[Recorded data]
....................

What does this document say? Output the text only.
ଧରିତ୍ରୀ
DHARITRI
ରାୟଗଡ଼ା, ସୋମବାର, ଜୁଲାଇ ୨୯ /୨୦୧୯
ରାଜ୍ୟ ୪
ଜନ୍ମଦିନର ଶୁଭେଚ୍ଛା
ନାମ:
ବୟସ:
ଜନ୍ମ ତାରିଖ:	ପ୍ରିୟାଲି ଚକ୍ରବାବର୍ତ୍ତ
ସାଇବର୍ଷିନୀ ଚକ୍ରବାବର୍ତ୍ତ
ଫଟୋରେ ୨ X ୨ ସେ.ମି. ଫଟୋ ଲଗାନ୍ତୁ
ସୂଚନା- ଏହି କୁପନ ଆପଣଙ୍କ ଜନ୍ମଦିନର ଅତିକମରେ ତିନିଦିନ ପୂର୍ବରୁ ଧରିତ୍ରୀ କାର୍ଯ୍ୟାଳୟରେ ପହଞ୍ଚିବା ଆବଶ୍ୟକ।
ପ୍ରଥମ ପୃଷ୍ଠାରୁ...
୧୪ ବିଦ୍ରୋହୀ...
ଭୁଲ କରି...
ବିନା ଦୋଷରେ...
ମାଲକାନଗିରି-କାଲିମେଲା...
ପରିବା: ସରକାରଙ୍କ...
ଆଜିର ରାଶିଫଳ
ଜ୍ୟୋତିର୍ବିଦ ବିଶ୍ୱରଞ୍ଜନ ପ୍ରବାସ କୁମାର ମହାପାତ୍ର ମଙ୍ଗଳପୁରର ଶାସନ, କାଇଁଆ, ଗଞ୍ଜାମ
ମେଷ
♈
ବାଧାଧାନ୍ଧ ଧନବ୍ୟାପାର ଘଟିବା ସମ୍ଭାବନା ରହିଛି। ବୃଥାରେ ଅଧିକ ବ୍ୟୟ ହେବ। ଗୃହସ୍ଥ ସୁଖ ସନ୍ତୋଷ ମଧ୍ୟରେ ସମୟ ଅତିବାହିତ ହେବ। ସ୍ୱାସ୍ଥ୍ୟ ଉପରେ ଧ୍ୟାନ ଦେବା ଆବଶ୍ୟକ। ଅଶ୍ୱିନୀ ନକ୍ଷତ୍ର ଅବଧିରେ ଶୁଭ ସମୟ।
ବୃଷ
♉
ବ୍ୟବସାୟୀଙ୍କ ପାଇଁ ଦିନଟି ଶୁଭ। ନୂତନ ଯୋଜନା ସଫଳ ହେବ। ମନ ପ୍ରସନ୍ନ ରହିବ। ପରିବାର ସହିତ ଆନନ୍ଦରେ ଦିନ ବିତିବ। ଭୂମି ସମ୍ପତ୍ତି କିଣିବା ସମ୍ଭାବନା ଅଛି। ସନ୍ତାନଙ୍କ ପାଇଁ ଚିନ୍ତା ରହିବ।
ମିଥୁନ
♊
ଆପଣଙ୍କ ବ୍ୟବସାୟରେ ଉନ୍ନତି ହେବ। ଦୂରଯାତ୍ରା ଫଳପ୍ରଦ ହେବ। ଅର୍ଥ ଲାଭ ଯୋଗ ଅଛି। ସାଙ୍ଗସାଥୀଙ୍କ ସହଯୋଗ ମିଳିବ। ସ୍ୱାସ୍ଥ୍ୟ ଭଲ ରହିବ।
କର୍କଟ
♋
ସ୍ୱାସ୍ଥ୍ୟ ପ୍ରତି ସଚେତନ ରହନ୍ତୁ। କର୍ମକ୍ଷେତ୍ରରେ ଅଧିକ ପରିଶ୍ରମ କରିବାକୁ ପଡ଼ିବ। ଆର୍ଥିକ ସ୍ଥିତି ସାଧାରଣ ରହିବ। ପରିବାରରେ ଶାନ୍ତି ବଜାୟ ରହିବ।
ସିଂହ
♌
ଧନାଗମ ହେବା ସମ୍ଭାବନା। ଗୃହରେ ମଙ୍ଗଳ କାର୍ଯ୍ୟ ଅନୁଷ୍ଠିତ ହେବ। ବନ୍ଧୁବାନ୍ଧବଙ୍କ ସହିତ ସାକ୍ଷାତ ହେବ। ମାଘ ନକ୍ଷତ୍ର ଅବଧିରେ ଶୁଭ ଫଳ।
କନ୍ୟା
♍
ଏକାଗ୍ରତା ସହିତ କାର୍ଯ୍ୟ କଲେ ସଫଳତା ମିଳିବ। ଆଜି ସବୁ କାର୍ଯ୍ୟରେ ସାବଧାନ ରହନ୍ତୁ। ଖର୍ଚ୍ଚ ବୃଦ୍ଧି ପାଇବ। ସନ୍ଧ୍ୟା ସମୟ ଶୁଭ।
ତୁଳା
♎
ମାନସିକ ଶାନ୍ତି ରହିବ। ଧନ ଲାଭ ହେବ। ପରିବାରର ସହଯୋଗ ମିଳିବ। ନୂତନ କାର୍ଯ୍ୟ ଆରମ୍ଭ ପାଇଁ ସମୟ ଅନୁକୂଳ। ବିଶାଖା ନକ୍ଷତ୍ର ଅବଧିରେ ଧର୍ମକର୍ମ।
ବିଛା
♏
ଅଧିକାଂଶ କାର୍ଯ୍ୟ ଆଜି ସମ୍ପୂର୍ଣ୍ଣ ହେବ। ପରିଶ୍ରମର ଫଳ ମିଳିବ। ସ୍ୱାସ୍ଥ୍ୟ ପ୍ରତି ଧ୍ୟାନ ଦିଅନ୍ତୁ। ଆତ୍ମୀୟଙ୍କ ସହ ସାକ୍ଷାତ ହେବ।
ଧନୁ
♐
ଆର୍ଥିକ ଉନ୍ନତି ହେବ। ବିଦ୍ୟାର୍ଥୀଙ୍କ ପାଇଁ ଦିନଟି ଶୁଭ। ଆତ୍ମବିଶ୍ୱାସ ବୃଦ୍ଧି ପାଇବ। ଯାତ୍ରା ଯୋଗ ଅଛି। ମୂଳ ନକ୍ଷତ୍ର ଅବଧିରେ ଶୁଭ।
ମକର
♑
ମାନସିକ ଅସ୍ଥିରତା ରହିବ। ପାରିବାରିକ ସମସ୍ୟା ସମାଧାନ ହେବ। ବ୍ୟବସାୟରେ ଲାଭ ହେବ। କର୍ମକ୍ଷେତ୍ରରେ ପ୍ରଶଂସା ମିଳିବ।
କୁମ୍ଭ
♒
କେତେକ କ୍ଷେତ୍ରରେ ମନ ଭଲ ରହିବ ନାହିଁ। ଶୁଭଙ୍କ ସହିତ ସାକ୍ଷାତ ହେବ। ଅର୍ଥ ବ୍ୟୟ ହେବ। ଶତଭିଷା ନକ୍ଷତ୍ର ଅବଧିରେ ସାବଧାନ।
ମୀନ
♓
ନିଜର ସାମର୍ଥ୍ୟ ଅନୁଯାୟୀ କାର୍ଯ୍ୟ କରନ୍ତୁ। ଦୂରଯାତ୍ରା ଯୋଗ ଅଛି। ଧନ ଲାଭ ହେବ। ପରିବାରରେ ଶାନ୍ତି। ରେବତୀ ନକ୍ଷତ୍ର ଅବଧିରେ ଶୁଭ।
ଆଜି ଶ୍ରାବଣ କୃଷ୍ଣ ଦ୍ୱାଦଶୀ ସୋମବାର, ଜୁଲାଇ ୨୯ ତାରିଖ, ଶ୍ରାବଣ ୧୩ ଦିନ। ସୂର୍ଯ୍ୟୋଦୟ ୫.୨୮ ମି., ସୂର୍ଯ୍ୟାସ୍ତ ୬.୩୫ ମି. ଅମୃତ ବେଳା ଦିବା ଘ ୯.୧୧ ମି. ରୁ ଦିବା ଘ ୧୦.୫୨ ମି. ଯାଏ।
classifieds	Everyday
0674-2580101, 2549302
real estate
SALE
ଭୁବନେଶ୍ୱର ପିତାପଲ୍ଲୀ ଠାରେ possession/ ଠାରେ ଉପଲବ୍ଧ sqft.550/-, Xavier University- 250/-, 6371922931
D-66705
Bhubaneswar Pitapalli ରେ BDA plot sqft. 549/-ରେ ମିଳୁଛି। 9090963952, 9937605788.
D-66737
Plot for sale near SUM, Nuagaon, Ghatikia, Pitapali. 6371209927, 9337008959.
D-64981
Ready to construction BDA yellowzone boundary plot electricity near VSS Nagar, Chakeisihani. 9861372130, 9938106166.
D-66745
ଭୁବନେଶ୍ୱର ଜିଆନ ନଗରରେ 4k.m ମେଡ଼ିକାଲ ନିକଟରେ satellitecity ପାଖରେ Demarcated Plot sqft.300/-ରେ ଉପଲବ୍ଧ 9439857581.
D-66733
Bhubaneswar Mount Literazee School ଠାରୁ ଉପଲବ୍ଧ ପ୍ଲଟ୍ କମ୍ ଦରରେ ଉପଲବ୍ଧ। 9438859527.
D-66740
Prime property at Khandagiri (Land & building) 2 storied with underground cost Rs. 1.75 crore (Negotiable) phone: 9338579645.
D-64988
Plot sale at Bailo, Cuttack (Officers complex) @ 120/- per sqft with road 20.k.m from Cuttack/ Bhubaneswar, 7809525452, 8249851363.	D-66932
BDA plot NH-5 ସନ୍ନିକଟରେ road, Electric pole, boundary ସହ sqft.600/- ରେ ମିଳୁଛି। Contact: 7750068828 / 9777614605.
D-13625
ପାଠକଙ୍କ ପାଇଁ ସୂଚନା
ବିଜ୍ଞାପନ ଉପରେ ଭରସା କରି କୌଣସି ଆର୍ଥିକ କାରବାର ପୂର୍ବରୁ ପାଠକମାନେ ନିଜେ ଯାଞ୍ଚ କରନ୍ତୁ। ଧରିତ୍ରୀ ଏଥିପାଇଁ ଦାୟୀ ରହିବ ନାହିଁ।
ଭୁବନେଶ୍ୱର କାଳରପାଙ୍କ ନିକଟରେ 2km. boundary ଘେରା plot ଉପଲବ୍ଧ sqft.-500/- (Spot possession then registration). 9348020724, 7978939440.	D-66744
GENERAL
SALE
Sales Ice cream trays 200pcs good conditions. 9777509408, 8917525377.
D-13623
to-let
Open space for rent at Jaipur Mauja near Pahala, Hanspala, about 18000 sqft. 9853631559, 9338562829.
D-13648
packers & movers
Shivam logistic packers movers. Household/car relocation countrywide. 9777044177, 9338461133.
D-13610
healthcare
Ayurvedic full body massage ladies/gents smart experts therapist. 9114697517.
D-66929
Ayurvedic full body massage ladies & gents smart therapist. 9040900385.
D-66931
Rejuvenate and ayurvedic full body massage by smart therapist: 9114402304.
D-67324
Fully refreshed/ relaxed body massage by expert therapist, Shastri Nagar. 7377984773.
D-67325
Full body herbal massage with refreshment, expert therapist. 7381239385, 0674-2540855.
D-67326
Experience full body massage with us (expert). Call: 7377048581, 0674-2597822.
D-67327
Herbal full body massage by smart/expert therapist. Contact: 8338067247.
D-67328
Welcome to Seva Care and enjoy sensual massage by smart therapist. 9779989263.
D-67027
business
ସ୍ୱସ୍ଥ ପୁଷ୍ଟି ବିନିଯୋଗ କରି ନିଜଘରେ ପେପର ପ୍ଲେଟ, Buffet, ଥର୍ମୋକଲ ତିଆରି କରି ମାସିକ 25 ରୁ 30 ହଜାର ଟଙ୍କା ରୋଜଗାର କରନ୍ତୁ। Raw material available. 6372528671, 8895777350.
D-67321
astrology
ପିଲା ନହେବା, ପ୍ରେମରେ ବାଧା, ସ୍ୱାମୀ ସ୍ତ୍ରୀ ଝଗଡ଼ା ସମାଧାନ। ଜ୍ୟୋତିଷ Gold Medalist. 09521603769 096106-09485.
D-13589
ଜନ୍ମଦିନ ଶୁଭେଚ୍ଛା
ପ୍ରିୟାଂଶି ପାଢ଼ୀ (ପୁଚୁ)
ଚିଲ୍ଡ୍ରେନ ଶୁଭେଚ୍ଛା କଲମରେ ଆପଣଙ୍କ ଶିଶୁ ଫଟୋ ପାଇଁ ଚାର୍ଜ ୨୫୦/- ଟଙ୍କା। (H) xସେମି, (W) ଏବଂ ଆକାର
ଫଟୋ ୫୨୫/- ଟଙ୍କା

....................

▸ OBJECTIVE: Copy every line above that holds the word "body".

▸ TASK RESULT:
Ayurvedic full body massage ladies/gents smart experts therapist. 9114697517.
Ayurvedic full body massage ladies & gents smart therapist. 9040900385.
Rejuvenate and ayurvedic full body massage by smart therapist: 9114402304.
Fully refreshed/ relaxed body massage by expert therapist, Shastri Nagar. 7377984773.
Full body herbal massage with refreshment, expert therapist. 7381239385, 0674-2540855.
Experience full body massage with us (expert). Call: 7377048581, 0674-2597822.
Herbal full body massage by smart/expert therapist. Contact: 8338067247.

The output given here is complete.